## Given instruction
Keep the pictures out of the copy and print all the entries below exactly.

## Provided data

------------------------------------------------------------

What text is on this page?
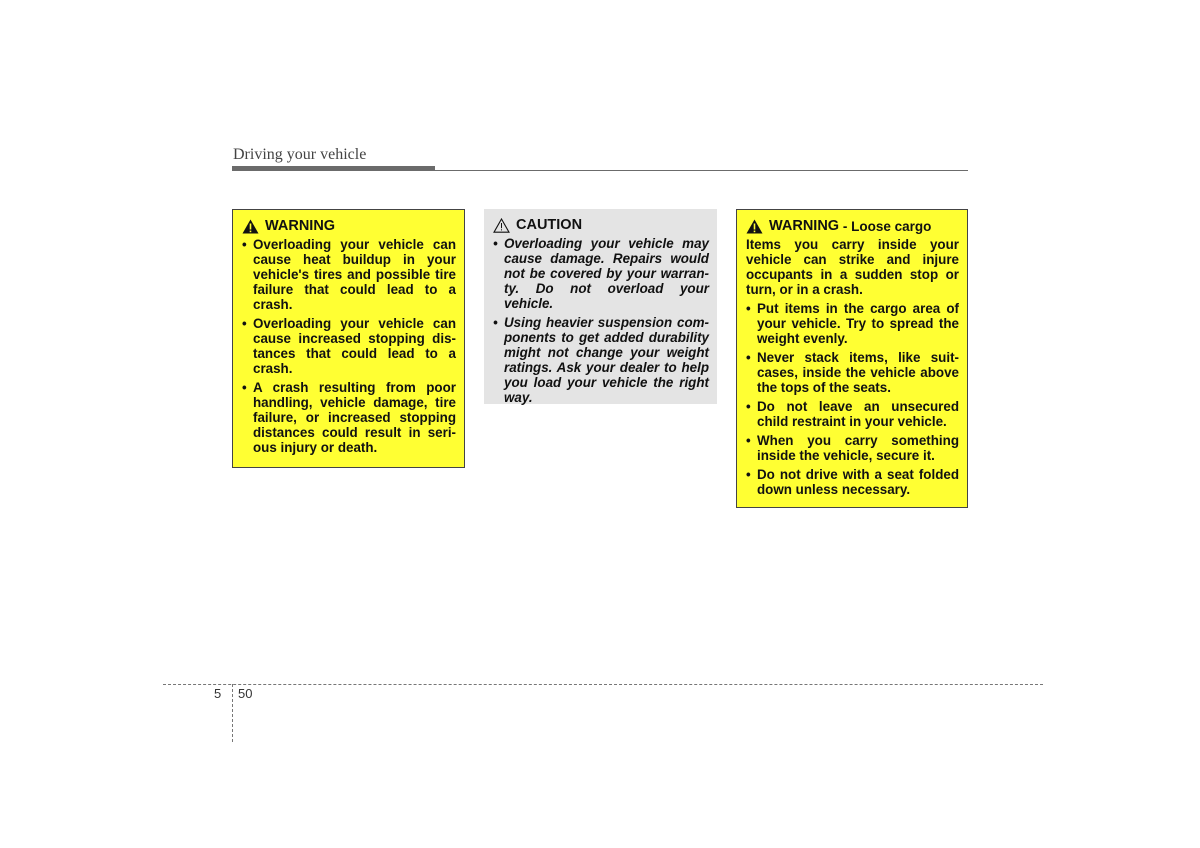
Driving your vehicle
WARNING
• Overloading your vehicle can cause heat buildup in your vehicle's tires and possible tire failure that could lead to a crash.
• Overloading your vehicle can cause increased stopping dis-tances that could lead to a crash.
• A crash resulting from poor handling, vehicle damage, tire failure, or increased stopping distances could result in seri-ous injury or death.
CAUTION
• Overloading your vehicle may cause damage. Repairs would not be covered by your warran-ty. Do not overload your vehicle.
• Using heavier suspension com-ponents to get added durability might not change your weight ratings. Ask your dealer to help you load your vehicle the right way.
WARNING - Loose cargo
Items you carry inside your vehicle can strike and injure occupants in a sudden stop or turn, or in a crash.
• Put items in the cargo area of your vehicle. Try to spread the weight evenly.
• Never stack items, like suit-cases, inside the vehicle above the tops of the seats.
• Do not leave an unsecured child restraint in your vehicle.
• When you carry something inside the vehicle, secure it.
• Do not drive with a seat folded down unless necessary.
5 50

------------------------------------------------------------

## Exercise answer
What text is on this page?
Driving your vehicle
WARNING
• Overloading your vehicle can cause heat buildup in your vehicle's tires and possible tire failure that could lead to a crash.
• Overloading your vehicle can cause increased stopping dis-tances that could lead to a crash.
• A crash resulting from poor handling, vehicle damage, tire failure, or increased stopping distances could result in seri-ous injury or death.
CAUTION
• Overloading your vehicle may cause damage. Repairs would not be covered by your warran-ty. Do not overload your vehicle.
• Using heavier suspension com-ponents to get added durability might not change your weight ratings. Ask your dealer to help you load your vehicle the right way.
WARNING - Loose cargo
Items you carry inside your vehicle can strike and injure occupants in a sudden stop or turn, or in a crash.
• Put items in the cargo area of your vehicle. Try to spread the weight evenly.
• Never stack items, like suit-cases, inside the vehicle above the tops of the seats.
• Do not leave an unsecured child restraint in your vehicle.
• When you carry something inside the vehicle, secure it.
• Do not drive with a seat folded down unless necessary.
5 50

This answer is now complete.